[Collected data entries]
----------------------------------------

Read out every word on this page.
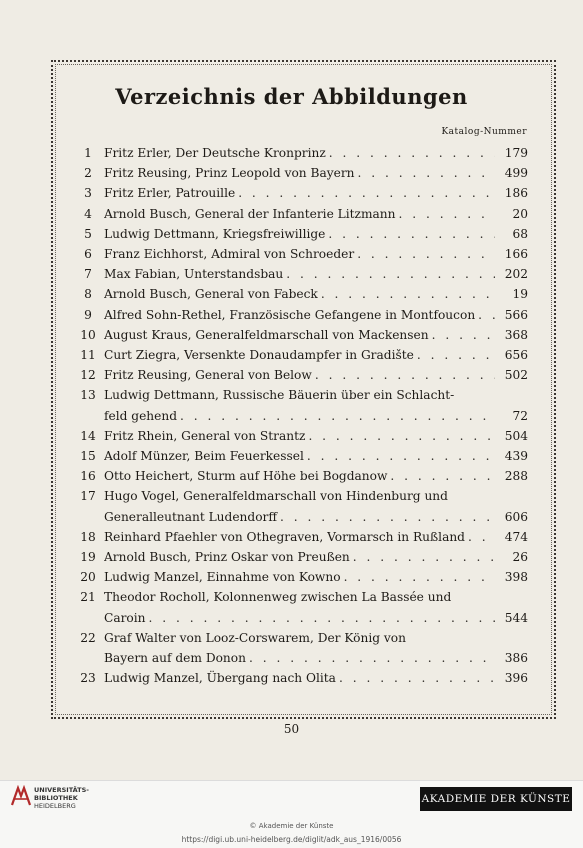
Verzeichnis der Abbildungen
Katalog-Nummer
1 Fritz Erler, Der Deutsche Kronprinz . . .	179
2 Fritz Reusing, Prinz Leopold von Bayern . . .	499
3 Fritz Erler, Patrouille . . .	186
4 Arnold Busch, General der Infanterie Litzmann . . .	20
5 Ludwig Dettmann, Kriegsfreiwillige . . .	68
6 Franz Eichhorst, Admiral von Schroeder . . .	166
7 Max Fabian, Unterstandsbau . . .	202
8 Arnold Busch, General von Fabeck . . .	19
9 Alfred Sohn-Rethel, Französische Gefangene in Montfoucon . . .	566
10 August Kraus, Generalfeldmarschall von Mackensen . . .	368
11 Curt Ziegra, Versenkte Donaudampfer in Gradište . . .	656
12 Fritz Reusing, General von Below . . .	502
13 Ludwig Dettmann, Russische Bäuerin über ein Schlacht-
feld gehend . . .	72
14 Fritz Rhein, General von Strantz . . .	504
15 Adolf Münzer, Beim Feuerkessel . . .	439
16 Otto Heichert, Sturm auf Höhe bei Bogdanow . . .	288
17 Hugo Vogel, Generalfeldmarschall von Hindenburg und
Generalleutnant Ludendorff . . .	606
18 Reinhard Pfaehler von Othegraven, Vormarsch in Rußland . . .	474
19 Arnold Busch, Prinz Oskar von Preußen . . .	26
20 Ludwig Manzel, Einnahme von Kowno . . .	398
21 Theodor Rocholl, Kolonnenweg zwischen La Bassée und
Caroin . . .	544
22 Graf Walter von Looz-Corswarem, Der König von
Bayern auf dem Donon . . .	386
23 Ludwig Manzel, Übergang nach Olita . . .	396
50
UNIVERSITÄTS-
BIBLIOTHEK
HEIDELBERG
AKADEMIE DER KÜNSTE
© Akademie der Künste
https://digi.ub.uni-heidelberg.de/diglit/adk_aus_1916/0056
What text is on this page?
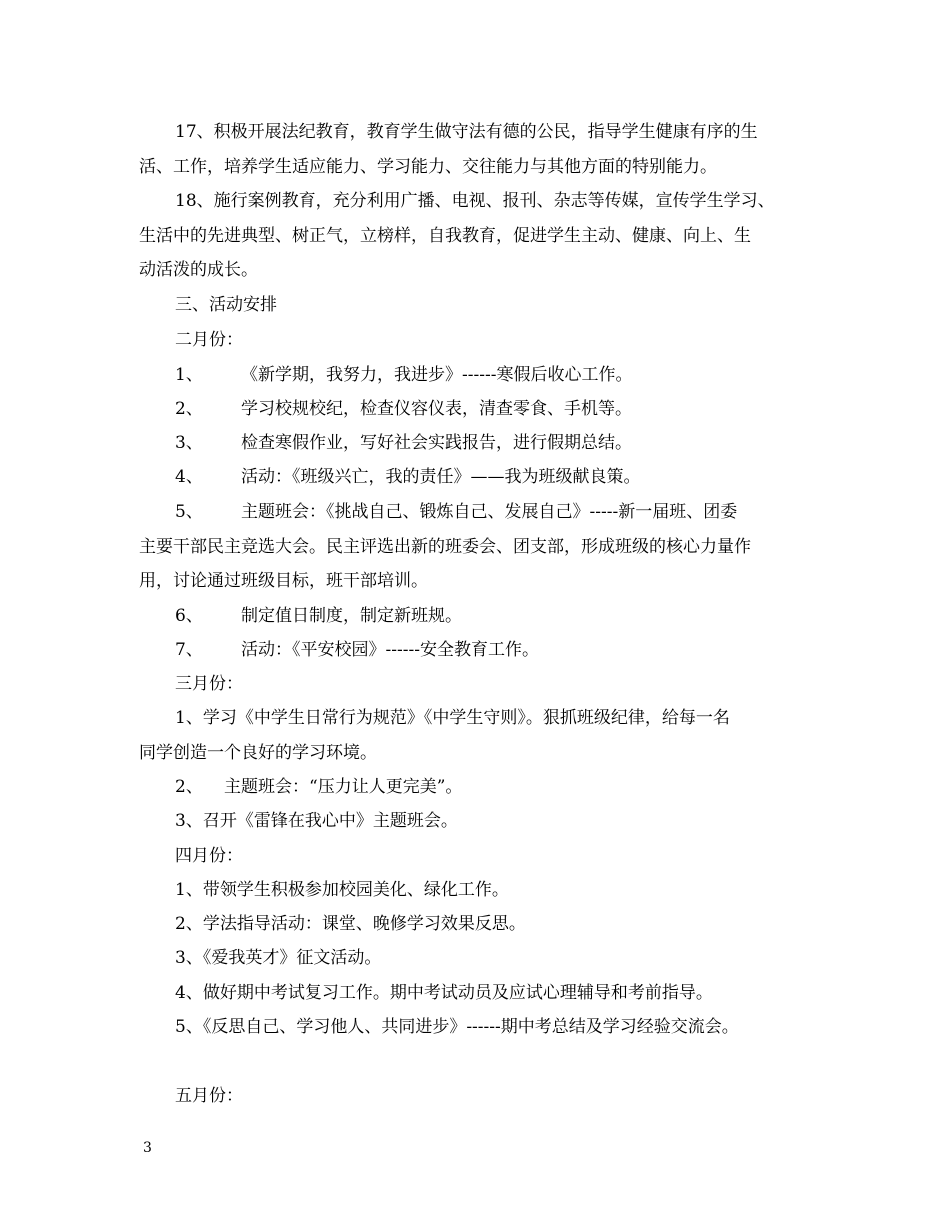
17、积极开展法纪教育，教育学生做守法有德的公民，指导学生健康有序的生
活、工作，培养学生适应能力、学习能力、交往能力与其他方面的特别能力。
18、施行案例教育，充分利用广播、电视、报刊、杂志等传媒，宣传学生学习、
生活中的先进典型、树正气，立榜样，自我教育，促进学生主动、健康、向上、生
动活泼的成长。
三、活动安排
二月份：
1、 《新学期，我努力，我进步》------寒假后收心工作。
2、 学习校规校纪，检查仪容仪表，清查零食、手机等。
3、 检查寒假作业，写好社会实践报告，进行假期总结。
4、 活动：《班级兴亡，我的责任》——我为班级献良策。
5、 主题班会：《挑战自己、锻炼自己、发展自己》-----新一届班、团委
主要干部民主竞选大会。民主评选出新的班委会、团支部，形成班级的核心力量作
用，讨论通过班级目标，班干部培训。
6、 制定值日制度，制定新班规。
7、 活动：《平安校园》------安全教育工作。
三月份：
1、学习《中学生日常行为规范》《中学生守则》。狠抓班级纪律，给每一名
同学创造一个良好的学习环境。
2、 主题班会：“压力让人更完美”。
3、召开《雷锋在我心中》主题班会。
四月份：
1、带领学生积极参加校园美化、绿化工作。
2、学法指导活动：课堂、晚修学习效果反思。
3、《爱我英才》征文活动。
4、做好期中考试复习工作。期中考试动员及应试心理辅导和考前指导。
5、《反思自己、学习他人、共同进步》------期中考总结及学习经验交流会。
五月份：
3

----------------------------------------

◆ **What to work on**: Leave the pictures out. Extract exactly the lines running from the one with "What text is on this page?" through the last entry, both ends included.

◆ **Task result**:
What text is on this page?
17、积极开展法纪教育，教育学生做守法有德的公民，指导学生健康有序的生
活、工作，培养学生适应能力、学习能力、交往能力与其他方面的特别能力。
18、施行案例教育，充分利用广播、电视、报刊、杂志等传媒，宣传学生学习、
生活中的先进典型、树正气，立榜样，自我教育，促进学生主动、健康、向上、生
动活泼的成长。
三、活动安排
二月份：
1、 《新学期，我努力，我进步》------寒假后收心工作。
2、 学习校规校纪，检查仪容仪表，清查零食、手机等。
3、 检查寒假作业，写好社会实践报告，进行假期总结。
4、 活动：《班级兴亡，我的责任》——我为班级献良策。
5、 主题班会：《挑战自己、锻炼自己、发展自己》-----新一届班、团委
主要干部民主竞选大会。民主评选出新的班委会、团支部，形成班级的核心力量作
用，讨论通过班级目标，班干部培训。
6、 制定值日制度，制定新班规。
7、 活动：《平安校园》------安全教育工作。
三月份：
1、学习《中学生日常行为规范》《中学生守则》。狠抓班级纪律，给每一名
同学创造一个良好的学习环境。
2、 主题班会：“压力让人更完美”。
3、召开《雷锋在我心中》主题班会。
四月份：
1、带领学生积极参加校园美化、绿化工作。
2、学法指导活动：课堂、晚修学习效果反思。
3、《爱我英才》征文活动。
4、做好期中考试复习工作。期中考试动员及应试心理辅导和考前指导。
5、《反思自己、学习他人、共同进步》------期中考总结及学习经验交流会。
五月份：
3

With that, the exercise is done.